Available data ▸
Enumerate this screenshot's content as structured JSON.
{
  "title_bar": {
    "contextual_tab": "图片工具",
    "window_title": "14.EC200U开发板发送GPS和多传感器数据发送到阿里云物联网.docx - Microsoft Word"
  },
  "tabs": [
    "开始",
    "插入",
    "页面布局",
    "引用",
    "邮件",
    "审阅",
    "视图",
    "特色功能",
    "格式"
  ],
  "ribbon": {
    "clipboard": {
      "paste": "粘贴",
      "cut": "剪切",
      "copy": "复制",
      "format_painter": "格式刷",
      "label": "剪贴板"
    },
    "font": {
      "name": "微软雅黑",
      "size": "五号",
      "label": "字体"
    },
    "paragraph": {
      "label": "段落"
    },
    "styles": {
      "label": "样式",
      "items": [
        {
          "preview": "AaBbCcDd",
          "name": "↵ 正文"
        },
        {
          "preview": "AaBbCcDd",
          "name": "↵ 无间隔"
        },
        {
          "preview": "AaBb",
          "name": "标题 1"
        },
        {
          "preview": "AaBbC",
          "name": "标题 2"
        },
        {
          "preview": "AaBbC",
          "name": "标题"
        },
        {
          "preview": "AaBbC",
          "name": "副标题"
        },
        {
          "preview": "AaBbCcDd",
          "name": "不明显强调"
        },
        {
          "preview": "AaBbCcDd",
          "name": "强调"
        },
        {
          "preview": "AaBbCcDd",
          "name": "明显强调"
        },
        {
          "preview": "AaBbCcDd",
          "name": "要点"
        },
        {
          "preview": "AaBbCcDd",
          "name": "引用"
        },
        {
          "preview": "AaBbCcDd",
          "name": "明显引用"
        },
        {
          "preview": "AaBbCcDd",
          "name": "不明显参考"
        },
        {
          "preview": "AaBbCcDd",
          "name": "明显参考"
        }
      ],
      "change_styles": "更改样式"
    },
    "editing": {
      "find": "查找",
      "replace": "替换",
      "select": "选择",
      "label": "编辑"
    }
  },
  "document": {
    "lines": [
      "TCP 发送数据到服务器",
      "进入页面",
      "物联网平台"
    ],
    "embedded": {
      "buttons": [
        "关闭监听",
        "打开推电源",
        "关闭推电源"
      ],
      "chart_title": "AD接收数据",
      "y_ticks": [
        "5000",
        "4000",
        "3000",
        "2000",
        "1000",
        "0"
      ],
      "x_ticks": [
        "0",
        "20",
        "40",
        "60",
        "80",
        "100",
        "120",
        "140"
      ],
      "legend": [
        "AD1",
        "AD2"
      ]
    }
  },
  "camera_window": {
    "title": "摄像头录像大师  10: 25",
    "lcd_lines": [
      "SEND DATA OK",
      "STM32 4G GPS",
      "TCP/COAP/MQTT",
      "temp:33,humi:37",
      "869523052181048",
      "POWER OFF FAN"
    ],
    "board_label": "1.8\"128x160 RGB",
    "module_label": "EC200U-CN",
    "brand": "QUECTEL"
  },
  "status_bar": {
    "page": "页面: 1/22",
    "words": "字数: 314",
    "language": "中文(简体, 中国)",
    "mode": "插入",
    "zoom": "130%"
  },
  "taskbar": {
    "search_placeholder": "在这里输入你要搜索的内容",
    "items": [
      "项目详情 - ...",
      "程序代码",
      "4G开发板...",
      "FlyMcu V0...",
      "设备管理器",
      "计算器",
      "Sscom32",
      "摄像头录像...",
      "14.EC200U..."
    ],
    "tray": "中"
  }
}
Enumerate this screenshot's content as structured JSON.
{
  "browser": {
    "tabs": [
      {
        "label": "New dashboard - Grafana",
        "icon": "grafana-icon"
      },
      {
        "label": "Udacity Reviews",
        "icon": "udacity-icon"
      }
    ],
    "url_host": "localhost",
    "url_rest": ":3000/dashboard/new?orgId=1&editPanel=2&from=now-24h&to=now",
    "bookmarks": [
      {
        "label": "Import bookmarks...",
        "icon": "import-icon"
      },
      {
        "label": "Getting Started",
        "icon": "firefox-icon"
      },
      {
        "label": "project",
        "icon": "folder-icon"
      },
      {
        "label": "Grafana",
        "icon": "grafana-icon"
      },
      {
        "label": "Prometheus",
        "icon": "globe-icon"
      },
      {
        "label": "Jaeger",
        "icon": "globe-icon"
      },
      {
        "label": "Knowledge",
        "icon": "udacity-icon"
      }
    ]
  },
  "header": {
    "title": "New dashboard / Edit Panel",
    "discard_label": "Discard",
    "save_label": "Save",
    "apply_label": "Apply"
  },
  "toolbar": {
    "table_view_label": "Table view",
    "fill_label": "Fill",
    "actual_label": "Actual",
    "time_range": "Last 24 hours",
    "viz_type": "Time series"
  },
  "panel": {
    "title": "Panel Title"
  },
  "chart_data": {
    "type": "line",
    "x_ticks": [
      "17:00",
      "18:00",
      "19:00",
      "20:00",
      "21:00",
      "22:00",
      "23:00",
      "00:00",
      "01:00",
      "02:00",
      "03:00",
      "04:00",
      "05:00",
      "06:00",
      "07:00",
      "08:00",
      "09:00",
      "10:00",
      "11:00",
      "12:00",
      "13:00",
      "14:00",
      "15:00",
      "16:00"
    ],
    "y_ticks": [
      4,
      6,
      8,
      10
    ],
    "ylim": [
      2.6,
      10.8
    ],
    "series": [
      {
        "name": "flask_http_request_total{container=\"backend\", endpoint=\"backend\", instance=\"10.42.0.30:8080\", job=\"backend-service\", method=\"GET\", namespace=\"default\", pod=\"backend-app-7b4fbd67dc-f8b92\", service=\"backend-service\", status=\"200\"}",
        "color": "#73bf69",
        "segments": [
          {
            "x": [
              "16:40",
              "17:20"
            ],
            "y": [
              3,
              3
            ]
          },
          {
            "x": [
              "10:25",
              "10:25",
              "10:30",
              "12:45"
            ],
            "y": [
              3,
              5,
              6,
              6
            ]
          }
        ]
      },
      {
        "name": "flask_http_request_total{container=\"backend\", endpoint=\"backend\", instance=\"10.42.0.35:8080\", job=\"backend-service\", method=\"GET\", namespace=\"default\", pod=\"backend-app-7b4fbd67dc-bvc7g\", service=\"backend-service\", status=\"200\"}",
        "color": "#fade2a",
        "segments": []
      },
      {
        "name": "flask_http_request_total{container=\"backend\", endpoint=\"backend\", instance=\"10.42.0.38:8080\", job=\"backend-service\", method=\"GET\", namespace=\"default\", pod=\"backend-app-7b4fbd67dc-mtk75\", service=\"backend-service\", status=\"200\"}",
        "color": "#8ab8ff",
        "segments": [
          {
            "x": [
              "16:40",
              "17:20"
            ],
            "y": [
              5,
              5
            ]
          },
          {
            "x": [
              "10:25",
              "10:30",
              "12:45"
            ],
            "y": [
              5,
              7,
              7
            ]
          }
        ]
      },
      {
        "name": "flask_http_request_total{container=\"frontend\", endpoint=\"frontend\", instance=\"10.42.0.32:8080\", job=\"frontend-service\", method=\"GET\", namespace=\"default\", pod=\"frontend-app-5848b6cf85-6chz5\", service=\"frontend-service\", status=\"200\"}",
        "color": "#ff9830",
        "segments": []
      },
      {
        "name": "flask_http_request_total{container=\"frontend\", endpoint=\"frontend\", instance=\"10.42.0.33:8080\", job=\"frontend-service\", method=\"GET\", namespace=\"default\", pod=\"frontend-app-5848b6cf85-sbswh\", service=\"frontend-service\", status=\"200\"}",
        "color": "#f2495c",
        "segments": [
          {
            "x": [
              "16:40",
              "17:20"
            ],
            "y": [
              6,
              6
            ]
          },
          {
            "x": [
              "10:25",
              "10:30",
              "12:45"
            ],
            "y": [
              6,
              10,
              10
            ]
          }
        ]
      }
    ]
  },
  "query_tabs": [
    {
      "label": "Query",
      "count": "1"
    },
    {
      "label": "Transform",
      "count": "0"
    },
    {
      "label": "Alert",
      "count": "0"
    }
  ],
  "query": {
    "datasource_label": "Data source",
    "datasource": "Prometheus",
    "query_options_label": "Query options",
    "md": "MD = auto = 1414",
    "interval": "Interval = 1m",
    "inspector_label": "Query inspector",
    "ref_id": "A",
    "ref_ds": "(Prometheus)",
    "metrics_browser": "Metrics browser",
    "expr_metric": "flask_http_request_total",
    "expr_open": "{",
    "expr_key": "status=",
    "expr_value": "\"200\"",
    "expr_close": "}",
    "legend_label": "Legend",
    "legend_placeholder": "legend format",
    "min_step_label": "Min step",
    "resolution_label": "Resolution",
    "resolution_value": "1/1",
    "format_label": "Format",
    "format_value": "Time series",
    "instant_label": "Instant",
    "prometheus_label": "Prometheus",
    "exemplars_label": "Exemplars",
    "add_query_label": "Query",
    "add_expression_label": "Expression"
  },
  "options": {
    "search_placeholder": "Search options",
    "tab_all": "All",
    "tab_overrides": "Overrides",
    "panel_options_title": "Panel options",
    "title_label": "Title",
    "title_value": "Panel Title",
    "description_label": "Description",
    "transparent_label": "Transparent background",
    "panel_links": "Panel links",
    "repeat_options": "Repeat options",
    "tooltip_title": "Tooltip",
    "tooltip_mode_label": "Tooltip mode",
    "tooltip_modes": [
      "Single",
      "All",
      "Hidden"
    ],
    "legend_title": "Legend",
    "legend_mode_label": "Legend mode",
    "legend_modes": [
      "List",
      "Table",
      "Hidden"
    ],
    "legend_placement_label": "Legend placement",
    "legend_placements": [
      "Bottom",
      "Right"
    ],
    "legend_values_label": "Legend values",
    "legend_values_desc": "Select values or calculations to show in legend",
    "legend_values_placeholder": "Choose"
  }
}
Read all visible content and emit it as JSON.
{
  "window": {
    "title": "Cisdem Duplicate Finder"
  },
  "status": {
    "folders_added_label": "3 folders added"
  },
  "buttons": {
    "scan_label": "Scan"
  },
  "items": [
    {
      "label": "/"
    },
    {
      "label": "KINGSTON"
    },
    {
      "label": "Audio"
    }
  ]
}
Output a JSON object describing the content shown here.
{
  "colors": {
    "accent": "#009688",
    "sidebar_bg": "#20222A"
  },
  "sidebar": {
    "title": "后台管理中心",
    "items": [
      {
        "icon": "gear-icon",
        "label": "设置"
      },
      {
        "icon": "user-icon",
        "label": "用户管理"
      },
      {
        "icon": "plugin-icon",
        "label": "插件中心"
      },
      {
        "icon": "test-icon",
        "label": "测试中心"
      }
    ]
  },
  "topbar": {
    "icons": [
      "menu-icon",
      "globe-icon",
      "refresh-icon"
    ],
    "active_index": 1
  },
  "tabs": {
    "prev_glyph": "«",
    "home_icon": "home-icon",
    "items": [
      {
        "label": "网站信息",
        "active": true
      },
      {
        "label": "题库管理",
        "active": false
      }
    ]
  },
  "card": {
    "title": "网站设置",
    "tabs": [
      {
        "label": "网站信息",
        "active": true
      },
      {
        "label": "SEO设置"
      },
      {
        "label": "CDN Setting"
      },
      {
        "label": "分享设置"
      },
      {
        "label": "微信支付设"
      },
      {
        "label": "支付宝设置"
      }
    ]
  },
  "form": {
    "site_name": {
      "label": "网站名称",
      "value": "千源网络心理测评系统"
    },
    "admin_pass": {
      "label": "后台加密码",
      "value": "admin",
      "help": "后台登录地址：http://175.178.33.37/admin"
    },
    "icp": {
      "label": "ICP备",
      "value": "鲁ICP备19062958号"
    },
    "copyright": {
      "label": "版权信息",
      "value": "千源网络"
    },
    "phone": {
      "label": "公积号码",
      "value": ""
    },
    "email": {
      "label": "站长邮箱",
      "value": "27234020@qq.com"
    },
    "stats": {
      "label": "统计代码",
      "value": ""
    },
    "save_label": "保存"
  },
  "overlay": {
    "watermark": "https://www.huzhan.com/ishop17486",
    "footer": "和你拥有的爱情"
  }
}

Task statement ▸ From the listing above, copy all lines holding the word "backend".

Solution ▸
        "name": "flask_http_request_total{container=\"backend\", endpoint=\"backend\", instance=\"10.42.0.30:8080\", job=\"backend-service\", method=\"GET\", namespace=\"default\", pod=\"backend-app-7b4fbd67dc-f8b92\", service=\"backend-service\", status=\"200\"}",
        "name": "flask_http_request_total{container=\"backend\", endpoint=\"backend\", instance=\"10.42.0.35:8080\", job=\"backend-service\", method=\"GET\", namespace=\"default\", pod=\"backend-app-7b4fbd67dc-bvc7g\", service=\"backend-service\", status=\"200\"}",
        "name": "flask_http_request_total{container=\"backend\", endpoint=\"backend\", instance=\"10.42.0.38:8080\", job=\"backend-service\", method=\"GET\", namespace=\"default\", pod=\"backend-app-7b4fbd67dc-mtk75\", service=\"backend-service\", status=\"200\"}",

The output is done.